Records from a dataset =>
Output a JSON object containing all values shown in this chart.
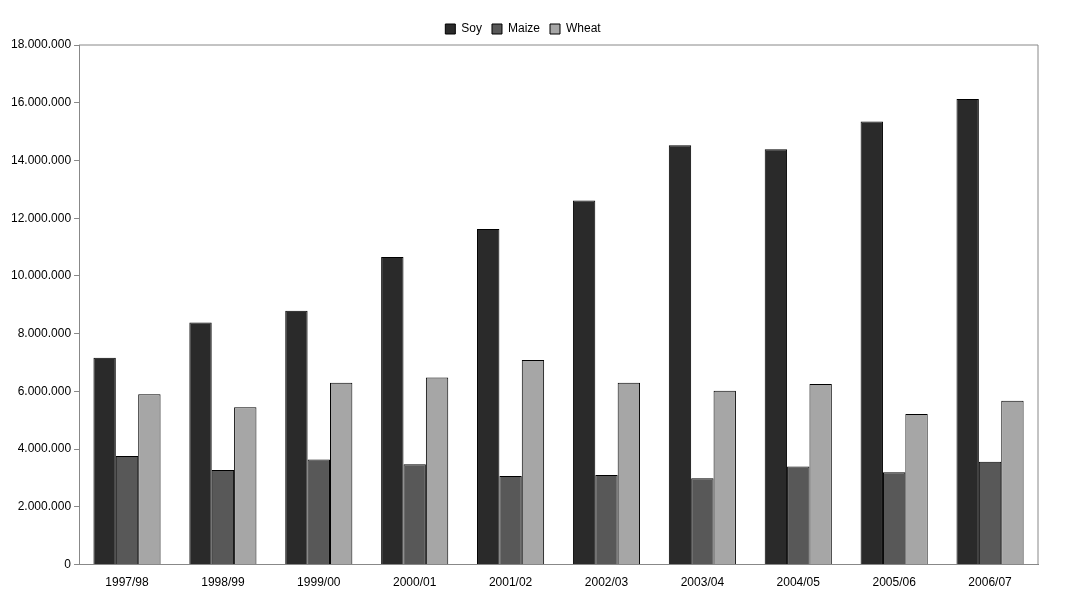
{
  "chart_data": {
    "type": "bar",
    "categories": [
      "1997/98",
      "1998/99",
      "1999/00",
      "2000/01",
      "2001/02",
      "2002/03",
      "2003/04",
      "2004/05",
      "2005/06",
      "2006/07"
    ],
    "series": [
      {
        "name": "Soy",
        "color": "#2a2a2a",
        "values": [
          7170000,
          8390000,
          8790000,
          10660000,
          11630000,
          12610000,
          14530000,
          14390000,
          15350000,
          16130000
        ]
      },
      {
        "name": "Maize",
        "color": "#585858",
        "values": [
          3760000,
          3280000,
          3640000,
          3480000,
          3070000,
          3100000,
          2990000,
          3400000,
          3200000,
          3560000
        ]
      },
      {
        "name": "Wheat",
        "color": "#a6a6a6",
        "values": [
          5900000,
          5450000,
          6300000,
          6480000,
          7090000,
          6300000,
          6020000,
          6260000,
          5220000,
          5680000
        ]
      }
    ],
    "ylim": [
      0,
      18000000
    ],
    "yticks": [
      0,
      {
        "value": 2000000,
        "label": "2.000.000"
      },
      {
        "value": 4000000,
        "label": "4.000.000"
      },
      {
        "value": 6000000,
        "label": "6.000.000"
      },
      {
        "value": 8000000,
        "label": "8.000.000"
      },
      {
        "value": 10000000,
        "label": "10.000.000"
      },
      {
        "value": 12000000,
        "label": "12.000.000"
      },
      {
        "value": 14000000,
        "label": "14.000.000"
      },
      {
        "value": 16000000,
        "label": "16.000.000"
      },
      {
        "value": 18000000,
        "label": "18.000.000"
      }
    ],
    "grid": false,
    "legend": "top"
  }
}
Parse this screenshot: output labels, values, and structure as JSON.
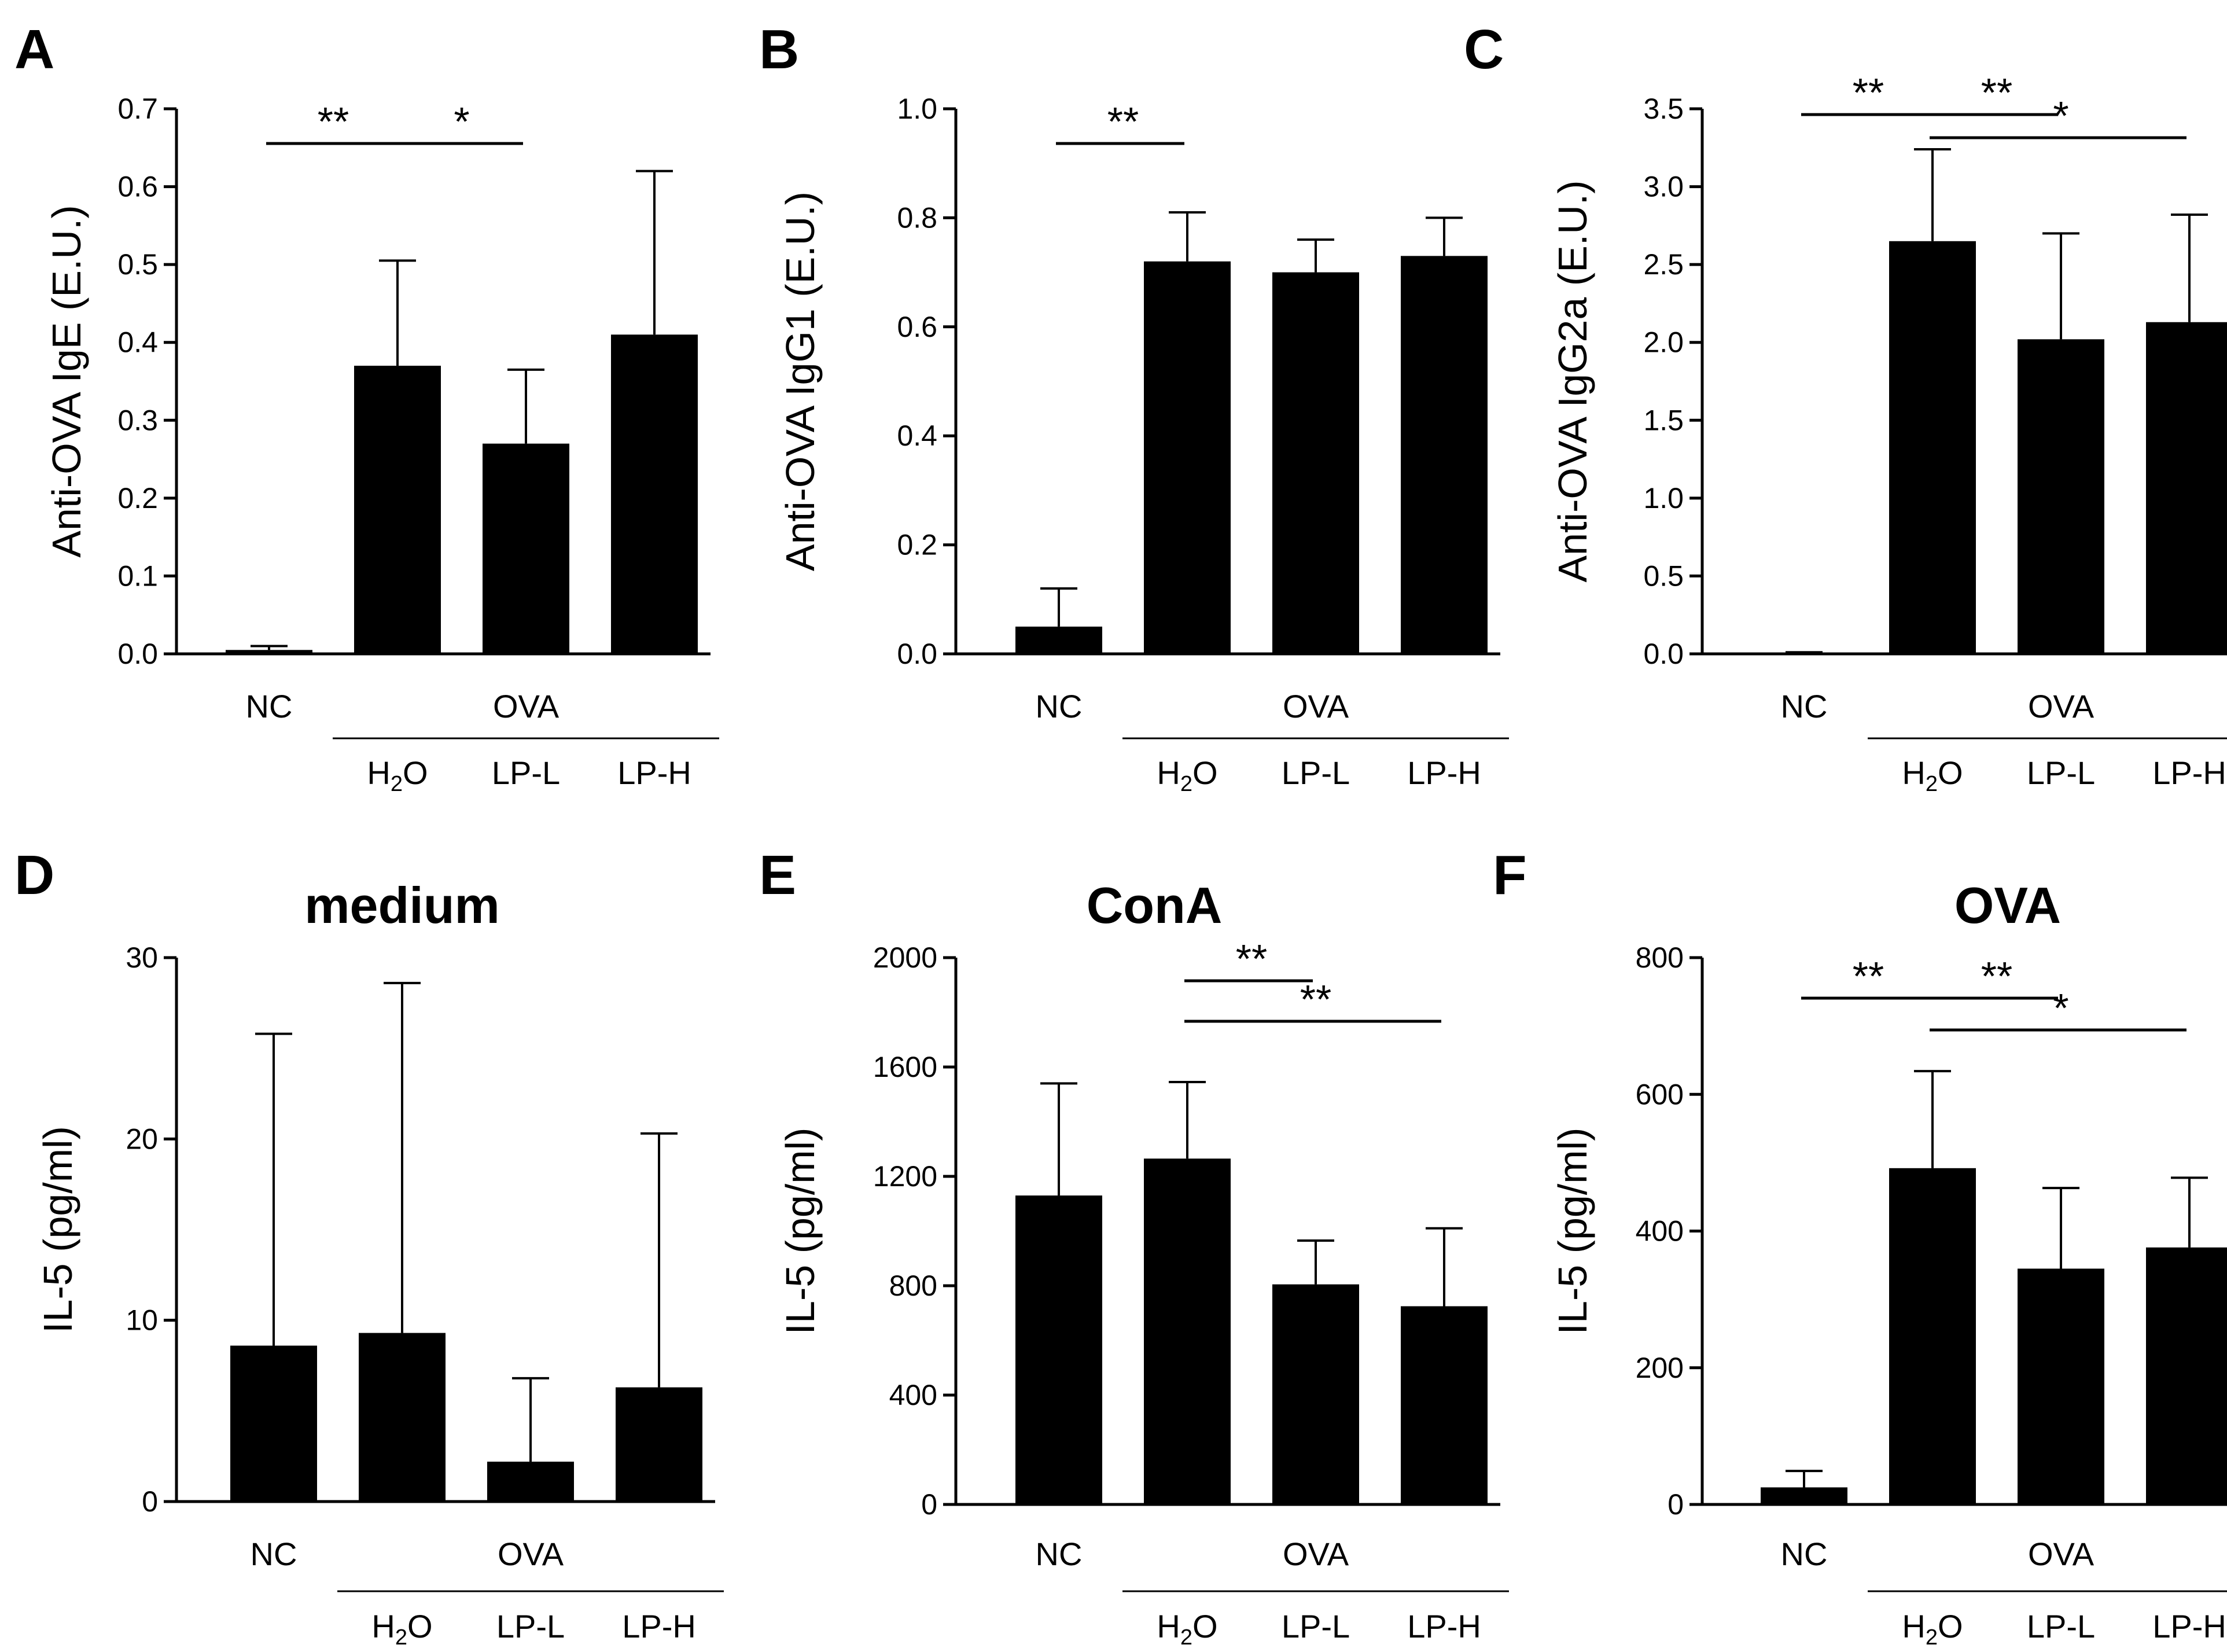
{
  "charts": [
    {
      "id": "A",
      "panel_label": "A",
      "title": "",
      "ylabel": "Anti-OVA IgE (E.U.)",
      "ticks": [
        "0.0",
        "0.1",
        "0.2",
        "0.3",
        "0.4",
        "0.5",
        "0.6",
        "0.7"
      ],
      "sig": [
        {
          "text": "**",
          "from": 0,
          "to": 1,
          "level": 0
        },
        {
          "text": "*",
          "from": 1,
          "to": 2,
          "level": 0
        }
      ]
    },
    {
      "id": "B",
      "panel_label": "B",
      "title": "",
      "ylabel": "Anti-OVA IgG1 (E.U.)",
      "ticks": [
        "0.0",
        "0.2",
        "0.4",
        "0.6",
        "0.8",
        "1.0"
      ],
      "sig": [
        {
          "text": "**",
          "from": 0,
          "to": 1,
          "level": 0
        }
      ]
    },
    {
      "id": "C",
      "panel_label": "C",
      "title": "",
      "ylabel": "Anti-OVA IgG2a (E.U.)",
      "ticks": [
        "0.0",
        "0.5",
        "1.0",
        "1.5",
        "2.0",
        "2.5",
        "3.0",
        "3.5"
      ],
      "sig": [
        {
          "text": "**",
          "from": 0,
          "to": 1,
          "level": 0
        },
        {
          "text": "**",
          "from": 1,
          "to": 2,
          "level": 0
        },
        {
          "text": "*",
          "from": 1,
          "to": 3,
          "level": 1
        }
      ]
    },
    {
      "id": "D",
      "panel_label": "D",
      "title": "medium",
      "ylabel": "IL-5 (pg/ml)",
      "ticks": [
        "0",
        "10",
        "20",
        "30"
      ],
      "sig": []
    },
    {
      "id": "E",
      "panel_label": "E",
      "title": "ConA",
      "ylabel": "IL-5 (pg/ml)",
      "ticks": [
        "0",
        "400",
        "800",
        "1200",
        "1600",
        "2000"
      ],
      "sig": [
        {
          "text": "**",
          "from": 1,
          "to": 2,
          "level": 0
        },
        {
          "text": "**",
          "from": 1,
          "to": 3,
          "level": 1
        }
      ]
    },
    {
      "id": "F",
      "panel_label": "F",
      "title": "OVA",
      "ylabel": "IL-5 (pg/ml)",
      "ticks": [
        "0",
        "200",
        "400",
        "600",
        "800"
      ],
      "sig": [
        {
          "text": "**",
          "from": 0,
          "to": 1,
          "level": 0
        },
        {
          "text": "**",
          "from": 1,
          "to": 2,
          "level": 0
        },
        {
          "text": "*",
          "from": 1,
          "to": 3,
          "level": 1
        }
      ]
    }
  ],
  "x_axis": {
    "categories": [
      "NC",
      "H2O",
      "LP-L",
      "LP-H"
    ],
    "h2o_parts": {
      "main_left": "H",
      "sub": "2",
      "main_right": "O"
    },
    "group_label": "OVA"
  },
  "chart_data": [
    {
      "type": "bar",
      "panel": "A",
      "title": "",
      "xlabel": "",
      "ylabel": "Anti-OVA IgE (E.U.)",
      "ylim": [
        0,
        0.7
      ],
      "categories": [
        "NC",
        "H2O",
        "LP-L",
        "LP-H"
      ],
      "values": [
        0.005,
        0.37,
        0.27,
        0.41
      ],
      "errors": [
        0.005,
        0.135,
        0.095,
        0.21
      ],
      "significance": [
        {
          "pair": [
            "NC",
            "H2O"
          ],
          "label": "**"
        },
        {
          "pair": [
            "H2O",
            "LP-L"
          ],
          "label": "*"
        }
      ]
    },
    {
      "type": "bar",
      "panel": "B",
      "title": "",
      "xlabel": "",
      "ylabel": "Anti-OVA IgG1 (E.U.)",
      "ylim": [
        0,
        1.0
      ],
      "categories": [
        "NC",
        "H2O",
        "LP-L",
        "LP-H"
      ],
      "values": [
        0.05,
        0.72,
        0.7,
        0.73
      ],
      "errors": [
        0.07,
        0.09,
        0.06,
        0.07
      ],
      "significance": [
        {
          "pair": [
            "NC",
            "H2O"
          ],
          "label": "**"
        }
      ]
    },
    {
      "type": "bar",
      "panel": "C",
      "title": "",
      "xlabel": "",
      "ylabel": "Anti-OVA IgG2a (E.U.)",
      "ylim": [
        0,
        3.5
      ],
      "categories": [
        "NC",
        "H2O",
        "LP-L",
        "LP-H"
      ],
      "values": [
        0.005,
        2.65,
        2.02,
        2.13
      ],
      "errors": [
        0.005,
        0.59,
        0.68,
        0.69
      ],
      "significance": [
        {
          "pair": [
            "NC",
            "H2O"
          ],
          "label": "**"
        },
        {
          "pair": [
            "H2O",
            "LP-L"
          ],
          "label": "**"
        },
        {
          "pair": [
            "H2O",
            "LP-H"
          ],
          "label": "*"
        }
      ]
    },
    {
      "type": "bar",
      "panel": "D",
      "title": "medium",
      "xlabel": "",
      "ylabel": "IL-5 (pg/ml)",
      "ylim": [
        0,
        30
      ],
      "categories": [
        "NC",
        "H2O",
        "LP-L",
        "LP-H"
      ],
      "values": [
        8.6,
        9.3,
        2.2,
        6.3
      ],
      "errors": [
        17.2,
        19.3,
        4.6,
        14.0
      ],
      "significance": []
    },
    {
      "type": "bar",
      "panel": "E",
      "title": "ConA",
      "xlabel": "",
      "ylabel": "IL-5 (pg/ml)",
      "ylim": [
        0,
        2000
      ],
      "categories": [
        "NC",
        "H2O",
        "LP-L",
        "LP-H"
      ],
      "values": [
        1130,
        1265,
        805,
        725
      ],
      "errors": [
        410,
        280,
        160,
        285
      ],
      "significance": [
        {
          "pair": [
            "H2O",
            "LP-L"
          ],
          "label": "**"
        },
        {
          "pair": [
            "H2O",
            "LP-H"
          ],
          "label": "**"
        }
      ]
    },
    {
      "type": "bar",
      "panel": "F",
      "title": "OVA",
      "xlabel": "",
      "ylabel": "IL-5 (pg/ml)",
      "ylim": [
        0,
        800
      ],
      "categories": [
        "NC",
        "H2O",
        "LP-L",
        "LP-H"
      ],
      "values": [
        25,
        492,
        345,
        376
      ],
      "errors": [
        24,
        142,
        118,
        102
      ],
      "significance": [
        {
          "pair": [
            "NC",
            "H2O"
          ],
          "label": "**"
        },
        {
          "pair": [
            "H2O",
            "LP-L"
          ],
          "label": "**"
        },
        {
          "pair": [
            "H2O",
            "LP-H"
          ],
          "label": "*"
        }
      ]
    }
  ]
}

...

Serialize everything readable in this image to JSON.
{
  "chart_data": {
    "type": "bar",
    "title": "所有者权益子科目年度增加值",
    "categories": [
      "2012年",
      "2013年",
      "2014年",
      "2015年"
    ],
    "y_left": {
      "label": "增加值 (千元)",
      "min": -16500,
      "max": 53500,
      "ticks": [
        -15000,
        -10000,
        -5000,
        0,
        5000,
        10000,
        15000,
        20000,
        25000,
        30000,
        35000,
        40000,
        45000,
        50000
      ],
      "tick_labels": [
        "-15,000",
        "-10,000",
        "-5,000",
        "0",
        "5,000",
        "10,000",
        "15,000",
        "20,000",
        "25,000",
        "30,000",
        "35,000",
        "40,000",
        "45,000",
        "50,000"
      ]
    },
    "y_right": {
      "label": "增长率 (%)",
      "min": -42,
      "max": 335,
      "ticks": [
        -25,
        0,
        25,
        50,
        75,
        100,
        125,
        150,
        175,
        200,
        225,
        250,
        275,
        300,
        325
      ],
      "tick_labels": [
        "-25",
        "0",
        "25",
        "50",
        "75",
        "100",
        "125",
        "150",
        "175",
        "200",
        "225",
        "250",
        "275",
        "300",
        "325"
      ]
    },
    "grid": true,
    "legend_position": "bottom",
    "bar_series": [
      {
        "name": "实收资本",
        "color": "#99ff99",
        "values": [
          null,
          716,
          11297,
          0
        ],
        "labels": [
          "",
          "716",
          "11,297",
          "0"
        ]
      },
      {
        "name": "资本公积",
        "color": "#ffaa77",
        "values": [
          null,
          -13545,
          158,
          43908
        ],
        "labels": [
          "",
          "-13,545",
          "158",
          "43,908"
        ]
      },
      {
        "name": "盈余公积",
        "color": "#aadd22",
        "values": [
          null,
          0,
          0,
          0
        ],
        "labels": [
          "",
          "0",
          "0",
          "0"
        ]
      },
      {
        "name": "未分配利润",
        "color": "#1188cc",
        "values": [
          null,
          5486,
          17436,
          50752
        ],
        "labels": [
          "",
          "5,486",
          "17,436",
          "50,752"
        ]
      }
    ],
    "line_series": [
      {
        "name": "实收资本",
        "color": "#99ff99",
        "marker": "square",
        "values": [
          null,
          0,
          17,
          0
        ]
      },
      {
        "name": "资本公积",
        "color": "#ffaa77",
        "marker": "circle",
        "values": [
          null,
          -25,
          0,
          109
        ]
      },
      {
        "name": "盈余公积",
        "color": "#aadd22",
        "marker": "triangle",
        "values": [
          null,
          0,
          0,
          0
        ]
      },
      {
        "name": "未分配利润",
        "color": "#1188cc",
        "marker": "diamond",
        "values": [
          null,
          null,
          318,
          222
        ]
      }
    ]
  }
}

SHORT TASK =>
Identify each line in the entries with the word "marker" and copy it.

EXERCISE SOLUTION =>
        "marker": "square",
        "marker": "circle",
        "marker": "triangle",
        "marker": "diamond",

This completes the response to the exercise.